══ Material supplied ══

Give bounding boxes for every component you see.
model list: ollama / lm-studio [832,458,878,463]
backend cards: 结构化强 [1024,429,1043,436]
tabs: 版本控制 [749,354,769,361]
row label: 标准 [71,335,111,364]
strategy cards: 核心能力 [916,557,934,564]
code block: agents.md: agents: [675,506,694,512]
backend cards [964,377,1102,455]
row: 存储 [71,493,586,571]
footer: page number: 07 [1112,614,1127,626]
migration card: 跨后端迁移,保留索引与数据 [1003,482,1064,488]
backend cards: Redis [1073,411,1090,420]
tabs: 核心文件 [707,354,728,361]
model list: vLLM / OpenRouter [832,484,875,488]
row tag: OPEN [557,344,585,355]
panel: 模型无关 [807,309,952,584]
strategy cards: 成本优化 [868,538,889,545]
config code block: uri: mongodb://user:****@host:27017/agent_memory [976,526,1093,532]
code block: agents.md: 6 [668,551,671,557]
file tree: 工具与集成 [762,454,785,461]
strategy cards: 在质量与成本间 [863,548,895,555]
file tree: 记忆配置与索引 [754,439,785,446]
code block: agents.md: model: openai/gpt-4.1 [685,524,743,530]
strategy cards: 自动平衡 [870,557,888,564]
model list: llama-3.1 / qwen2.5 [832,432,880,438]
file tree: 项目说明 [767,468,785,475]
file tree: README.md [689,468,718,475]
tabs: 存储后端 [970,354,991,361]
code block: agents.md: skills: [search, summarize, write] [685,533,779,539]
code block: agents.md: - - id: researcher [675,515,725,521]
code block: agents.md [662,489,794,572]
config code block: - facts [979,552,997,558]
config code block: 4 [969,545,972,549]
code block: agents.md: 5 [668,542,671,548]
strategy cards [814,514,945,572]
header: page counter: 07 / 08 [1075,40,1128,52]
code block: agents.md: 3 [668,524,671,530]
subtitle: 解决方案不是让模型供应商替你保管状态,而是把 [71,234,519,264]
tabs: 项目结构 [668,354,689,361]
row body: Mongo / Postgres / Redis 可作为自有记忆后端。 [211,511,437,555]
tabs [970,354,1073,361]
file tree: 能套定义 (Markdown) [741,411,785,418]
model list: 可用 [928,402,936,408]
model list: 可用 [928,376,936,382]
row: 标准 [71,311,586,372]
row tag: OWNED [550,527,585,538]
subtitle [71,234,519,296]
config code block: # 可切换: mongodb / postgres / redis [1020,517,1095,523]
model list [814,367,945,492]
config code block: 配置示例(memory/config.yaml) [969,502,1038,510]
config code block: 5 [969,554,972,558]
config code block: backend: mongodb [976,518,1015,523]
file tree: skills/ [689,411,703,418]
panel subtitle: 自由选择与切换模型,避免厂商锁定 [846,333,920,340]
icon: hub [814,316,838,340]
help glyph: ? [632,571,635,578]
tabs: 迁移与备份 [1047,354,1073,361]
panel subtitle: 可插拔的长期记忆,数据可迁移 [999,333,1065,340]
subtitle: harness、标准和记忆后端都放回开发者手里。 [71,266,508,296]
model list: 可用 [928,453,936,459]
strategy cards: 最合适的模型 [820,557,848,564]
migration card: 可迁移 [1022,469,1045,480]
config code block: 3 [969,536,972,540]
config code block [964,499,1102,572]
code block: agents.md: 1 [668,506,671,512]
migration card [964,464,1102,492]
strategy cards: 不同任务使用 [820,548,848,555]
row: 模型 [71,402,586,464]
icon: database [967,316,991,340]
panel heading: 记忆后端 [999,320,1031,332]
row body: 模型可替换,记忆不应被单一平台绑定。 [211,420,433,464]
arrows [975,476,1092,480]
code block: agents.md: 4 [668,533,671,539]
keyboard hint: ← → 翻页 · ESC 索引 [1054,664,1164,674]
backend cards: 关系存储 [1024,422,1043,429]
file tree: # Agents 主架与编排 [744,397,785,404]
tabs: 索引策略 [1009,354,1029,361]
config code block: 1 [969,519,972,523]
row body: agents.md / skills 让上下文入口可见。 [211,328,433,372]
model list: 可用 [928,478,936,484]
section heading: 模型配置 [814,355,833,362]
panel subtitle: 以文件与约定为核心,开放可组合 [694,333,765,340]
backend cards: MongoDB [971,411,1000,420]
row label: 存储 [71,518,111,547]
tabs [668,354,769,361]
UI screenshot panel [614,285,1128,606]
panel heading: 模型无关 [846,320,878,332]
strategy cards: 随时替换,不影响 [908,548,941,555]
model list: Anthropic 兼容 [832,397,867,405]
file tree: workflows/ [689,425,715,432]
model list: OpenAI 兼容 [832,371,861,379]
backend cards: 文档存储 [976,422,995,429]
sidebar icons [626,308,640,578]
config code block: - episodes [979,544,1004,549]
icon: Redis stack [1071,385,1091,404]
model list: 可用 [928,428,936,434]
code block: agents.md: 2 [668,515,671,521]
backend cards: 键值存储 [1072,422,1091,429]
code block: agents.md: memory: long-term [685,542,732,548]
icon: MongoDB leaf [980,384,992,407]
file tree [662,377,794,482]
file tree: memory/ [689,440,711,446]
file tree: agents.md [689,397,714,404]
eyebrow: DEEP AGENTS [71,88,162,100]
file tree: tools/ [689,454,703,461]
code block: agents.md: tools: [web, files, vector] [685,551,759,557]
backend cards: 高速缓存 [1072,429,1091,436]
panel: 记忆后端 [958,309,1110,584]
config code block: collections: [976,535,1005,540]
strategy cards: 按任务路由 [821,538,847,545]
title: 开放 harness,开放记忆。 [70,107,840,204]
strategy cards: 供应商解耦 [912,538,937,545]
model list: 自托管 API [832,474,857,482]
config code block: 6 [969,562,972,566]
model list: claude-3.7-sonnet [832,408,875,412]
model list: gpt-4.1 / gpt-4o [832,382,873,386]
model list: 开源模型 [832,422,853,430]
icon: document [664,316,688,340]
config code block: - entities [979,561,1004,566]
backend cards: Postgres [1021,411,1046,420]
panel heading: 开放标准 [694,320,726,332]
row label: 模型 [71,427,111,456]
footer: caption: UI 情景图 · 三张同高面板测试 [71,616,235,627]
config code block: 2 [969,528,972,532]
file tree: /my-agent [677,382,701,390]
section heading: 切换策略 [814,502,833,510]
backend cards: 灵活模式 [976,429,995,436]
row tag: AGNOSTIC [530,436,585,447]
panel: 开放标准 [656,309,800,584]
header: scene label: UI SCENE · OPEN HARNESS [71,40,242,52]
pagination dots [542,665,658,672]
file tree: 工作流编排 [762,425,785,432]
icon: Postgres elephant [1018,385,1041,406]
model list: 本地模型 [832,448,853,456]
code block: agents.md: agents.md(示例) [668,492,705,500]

═══

How many lines of the material above contain the string "backend"? Letter case matters. Give only the number.

**In response:** 11